§ WORK REQUIRED
Extract every line where the string "tongue" appears.

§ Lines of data
— START —

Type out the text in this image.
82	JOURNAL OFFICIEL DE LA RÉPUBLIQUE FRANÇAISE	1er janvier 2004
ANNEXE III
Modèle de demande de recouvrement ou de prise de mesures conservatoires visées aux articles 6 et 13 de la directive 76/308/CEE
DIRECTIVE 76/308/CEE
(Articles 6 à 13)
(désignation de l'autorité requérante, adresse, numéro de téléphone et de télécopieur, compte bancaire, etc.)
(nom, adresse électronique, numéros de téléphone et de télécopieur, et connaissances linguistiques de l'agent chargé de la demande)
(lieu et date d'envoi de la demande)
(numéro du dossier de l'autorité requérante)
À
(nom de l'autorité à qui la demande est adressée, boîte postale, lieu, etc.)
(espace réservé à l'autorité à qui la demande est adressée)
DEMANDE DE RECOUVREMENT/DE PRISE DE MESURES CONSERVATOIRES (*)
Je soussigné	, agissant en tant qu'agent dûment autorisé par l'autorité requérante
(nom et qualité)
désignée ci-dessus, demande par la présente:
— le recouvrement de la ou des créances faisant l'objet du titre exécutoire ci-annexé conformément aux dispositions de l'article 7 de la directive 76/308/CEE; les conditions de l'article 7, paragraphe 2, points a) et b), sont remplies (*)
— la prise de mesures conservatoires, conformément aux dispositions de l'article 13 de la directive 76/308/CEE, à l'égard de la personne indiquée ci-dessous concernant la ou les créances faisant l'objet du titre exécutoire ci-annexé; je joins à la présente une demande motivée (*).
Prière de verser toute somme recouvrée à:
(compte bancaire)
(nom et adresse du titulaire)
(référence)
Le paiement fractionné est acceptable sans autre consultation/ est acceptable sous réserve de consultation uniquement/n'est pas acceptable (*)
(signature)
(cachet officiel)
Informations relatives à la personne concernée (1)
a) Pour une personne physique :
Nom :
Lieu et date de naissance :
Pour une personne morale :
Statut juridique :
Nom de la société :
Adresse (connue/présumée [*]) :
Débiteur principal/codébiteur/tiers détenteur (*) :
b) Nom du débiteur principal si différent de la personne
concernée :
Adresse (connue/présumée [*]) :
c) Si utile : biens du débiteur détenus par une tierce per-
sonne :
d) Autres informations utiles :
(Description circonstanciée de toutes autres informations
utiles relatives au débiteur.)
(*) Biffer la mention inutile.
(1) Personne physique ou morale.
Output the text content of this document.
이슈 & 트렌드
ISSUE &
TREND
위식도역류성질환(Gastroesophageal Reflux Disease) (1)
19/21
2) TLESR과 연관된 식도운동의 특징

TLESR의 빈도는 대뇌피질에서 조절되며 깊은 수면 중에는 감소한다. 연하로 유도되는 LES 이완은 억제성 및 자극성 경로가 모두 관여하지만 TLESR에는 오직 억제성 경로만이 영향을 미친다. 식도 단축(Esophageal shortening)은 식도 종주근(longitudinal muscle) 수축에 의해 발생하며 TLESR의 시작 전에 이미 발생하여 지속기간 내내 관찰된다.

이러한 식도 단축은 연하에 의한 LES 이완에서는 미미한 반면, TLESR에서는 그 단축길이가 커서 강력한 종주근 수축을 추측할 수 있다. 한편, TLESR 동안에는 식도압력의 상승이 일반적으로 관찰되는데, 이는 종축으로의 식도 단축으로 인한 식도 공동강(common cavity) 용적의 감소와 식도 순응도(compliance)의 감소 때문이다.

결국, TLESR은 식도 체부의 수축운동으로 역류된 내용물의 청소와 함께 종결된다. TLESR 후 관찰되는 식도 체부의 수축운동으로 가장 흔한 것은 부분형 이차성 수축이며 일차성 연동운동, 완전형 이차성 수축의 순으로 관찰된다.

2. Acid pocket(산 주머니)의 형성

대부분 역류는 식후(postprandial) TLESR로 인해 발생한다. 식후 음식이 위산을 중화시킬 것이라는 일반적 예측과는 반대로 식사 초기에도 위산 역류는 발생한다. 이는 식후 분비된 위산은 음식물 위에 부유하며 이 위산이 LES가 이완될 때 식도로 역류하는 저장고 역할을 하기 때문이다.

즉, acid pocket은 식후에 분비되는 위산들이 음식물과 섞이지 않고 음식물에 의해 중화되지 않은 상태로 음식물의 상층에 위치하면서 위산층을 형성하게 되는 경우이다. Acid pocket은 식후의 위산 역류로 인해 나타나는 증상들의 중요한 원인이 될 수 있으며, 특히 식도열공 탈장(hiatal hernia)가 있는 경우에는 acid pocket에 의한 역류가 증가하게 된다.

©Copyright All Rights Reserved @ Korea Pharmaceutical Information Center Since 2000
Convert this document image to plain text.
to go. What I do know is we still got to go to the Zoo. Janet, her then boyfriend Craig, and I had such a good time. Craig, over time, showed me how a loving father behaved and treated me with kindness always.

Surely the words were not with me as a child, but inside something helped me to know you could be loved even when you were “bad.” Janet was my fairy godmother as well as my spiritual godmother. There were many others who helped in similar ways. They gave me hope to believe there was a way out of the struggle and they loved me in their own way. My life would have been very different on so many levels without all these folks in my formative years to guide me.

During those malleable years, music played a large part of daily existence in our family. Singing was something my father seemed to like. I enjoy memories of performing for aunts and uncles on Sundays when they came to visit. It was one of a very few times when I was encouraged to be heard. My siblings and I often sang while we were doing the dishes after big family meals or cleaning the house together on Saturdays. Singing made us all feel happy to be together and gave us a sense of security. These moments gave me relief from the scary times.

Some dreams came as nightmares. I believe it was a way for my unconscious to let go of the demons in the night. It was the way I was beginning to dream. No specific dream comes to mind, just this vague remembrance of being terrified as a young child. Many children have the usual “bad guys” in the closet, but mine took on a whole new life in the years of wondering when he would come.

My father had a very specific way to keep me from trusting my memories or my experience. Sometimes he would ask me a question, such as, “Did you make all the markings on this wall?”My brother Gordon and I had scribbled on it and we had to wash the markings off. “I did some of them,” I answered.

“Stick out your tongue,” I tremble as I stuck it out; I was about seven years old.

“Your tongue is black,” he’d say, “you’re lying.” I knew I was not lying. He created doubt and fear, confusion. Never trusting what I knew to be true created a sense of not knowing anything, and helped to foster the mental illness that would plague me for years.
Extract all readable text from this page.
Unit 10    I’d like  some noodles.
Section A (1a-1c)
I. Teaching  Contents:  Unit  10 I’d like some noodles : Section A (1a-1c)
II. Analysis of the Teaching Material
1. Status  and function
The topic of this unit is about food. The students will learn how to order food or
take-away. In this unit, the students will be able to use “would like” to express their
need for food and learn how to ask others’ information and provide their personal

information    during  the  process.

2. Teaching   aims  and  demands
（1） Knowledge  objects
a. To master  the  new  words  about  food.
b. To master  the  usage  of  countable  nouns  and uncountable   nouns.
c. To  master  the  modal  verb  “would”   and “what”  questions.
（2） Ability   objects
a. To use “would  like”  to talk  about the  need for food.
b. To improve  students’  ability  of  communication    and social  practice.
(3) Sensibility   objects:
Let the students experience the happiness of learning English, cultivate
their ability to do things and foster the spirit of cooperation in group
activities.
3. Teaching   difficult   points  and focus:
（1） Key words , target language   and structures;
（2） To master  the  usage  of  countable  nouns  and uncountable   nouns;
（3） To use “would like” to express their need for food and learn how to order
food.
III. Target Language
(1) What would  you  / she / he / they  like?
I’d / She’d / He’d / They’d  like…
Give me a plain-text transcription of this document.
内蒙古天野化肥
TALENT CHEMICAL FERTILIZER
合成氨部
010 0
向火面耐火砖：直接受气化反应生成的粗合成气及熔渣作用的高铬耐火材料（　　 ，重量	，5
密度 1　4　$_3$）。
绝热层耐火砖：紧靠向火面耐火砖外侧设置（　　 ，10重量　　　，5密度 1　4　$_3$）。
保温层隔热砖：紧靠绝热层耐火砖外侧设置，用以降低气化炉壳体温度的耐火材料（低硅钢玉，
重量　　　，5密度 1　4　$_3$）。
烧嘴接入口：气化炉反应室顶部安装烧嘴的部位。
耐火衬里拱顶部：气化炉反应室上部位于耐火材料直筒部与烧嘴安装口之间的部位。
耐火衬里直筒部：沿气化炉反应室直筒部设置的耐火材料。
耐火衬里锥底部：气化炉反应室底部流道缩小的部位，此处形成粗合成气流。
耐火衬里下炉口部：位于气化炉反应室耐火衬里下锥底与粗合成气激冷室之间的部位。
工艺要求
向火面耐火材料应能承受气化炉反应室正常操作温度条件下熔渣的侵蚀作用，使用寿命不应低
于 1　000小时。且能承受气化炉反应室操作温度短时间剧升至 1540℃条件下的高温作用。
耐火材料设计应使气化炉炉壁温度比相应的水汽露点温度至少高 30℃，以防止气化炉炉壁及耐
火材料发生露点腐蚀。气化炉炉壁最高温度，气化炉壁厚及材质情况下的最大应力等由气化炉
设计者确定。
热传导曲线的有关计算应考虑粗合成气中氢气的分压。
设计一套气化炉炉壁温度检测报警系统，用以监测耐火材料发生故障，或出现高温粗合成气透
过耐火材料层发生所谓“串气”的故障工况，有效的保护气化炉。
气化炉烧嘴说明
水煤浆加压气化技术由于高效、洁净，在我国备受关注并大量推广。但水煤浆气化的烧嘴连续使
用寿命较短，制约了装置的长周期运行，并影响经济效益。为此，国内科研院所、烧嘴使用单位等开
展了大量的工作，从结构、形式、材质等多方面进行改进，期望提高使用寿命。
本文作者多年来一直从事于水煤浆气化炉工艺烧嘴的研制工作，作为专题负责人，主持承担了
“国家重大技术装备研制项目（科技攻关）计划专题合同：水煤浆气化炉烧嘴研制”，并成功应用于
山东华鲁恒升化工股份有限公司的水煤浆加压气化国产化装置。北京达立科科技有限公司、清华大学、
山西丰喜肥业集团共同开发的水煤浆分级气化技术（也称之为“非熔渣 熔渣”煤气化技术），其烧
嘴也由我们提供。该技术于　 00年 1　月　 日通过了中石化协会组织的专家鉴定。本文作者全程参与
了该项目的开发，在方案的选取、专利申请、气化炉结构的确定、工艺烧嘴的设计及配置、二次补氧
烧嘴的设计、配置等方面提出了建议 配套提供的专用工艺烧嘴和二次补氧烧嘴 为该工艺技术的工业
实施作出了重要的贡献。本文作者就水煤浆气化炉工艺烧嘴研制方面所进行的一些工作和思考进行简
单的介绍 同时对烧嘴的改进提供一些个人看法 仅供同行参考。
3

— END —

§ CORRECT ANSWER
“Stick out your tongue,” I tremble as I stuck it out; I was about seven years old.
“Your tongue is black,” he’d say, “you’re lying.” I knew I was not lying. He created doubt and fear, confusion. Never trusting what I knew to be true created a sense of not knowing anything, and helped to foster the mental illness that would plague me for years.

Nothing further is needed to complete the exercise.